# [Aim of the task]
Wherever the word "name" appears in a line, extract that line.
/---
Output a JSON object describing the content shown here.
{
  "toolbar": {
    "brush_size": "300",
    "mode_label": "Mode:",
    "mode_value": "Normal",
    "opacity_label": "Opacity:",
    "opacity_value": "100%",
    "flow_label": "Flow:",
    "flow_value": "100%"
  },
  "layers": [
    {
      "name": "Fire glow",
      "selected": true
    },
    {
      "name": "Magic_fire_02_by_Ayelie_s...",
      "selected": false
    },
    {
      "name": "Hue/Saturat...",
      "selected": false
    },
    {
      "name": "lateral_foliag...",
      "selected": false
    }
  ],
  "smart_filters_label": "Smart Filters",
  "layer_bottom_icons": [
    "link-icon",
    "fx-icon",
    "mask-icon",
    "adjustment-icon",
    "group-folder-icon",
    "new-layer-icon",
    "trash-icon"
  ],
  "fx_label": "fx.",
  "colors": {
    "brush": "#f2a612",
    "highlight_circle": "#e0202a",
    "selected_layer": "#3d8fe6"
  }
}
\---
# [Final result]
      "name": "Fire glow",
      "name": "Magic_fire_02_by_Ayelie_s...",
      "name": "Hue/Saturat...",
      "name": "lateral_foliag...",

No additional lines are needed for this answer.